WORK TO BE COMPLETED >>
Find the number of lines containing the string "ylabel" in the data. Answer with the number by itself.

--- START ---

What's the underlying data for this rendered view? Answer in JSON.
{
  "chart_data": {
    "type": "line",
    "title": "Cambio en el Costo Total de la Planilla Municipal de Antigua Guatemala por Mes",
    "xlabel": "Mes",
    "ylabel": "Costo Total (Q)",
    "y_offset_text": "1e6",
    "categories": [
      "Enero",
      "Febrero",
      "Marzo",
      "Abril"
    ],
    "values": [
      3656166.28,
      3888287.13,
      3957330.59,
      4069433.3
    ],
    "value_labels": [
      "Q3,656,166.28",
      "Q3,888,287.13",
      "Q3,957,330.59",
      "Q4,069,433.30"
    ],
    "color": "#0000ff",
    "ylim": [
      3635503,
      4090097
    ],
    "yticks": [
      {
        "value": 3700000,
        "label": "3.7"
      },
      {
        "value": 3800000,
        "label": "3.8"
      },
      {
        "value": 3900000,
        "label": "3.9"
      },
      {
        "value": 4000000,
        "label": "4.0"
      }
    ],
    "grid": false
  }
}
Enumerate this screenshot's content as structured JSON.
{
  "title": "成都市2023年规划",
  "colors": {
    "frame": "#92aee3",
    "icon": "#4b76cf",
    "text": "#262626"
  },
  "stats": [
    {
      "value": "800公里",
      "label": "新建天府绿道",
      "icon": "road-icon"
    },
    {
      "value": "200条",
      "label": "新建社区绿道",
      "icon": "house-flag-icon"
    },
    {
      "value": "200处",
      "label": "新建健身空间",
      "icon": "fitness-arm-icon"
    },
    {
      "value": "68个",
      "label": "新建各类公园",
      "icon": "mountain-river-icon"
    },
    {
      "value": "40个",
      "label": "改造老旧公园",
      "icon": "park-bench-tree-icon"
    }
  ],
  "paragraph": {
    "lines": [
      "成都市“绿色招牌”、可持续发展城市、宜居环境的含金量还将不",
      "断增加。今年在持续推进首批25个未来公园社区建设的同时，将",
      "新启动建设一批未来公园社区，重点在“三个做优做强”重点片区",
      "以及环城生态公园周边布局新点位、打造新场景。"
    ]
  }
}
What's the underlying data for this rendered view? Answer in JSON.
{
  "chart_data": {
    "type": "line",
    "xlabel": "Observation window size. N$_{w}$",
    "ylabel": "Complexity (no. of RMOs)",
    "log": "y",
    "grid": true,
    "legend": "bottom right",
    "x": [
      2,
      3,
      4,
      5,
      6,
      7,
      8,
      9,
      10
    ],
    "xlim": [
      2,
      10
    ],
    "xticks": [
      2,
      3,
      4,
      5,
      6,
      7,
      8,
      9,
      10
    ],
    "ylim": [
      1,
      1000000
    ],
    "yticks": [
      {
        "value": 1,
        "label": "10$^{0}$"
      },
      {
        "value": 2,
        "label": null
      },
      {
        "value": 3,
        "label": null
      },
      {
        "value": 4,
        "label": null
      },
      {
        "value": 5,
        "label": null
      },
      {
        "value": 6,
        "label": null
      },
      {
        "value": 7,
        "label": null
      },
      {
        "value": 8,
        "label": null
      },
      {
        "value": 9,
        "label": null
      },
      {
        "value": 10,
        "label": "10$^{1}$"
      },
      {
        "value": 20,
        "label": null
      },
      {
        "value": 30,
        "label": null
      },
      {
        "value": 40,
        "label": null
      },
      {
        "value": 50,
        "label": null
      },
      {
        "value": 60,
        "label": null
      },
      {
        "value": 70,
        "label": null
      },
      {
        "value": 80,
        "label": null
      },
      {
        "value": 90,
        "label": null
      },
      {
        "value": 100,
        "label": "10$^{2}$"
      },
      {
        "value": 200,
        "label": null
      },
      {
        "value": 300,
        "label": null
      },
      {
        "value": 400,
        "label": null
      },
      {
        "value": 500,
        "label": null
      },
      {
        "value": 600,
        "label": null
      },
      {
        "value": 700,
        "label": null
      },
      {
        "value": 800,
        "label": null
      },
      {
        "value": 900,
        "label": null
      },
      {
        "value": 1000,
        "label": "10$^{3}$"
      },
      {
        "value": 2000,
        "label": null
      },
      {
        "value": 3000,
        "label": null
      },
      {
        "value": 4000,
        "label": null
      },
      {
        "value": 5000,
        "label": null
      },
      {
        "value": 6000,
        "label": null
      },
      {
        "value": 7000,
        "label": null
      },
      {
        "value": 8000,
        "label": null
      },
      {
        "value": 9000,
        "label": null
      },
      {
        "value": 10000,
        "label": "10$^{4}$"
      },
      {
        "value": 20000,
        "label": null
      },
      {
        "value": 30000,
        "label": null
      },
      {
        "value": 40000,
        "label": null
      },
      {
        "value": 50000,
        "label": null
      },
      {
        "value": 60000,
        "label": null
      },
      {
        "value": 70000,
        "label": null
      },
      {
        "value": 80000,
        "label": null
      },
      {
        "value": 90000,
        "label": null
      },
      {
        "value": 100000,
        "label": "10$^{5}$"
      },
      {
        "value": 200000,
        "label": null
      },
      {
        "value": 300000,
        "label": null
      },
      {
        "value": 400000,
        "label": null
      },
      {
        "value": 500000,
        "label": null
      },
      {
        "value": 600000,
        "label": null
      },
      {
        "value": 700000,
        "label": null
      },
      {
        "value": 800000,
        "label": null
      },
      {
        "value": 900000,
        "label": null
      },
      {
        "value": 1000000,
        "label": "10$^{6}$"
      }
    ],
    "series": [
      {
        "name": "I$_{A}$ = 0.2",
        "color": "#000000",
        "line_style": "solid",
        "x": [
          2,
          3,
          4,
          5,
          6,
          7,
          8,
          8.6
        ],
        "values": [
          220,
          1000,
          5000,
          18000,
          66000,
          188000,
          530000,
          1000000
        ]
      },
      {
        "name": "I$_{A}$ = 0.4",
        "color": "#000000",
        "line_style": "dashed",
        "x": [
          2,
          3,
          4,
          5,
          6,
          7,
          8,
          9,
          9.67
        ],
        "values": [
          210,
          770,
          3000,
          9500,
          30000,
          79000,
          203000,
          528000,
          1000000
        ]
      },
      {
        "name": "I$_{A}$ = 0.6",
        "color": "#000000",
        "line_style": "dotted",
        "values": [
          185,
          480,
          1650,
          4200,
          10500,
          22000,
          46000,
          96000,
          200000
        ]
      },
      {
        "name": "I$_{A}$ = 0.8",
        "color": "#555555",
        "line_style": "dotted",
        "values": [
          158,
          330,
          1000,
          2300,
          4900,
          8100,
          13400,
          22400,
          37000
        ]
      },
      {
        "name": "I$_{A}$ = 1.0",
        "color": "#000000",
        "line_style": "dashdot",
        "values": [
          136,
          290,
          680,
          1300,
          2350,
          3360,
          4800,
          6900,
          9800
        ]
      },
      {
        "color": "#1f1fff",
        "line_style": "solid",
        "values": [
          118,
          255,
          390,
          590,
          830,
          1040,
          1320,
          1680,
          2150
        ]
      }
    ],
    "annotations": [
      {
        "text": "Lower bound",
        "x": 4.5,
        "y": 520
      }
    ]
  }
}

--- END ---

RESPONSE TO THIS EXERCISE >>
2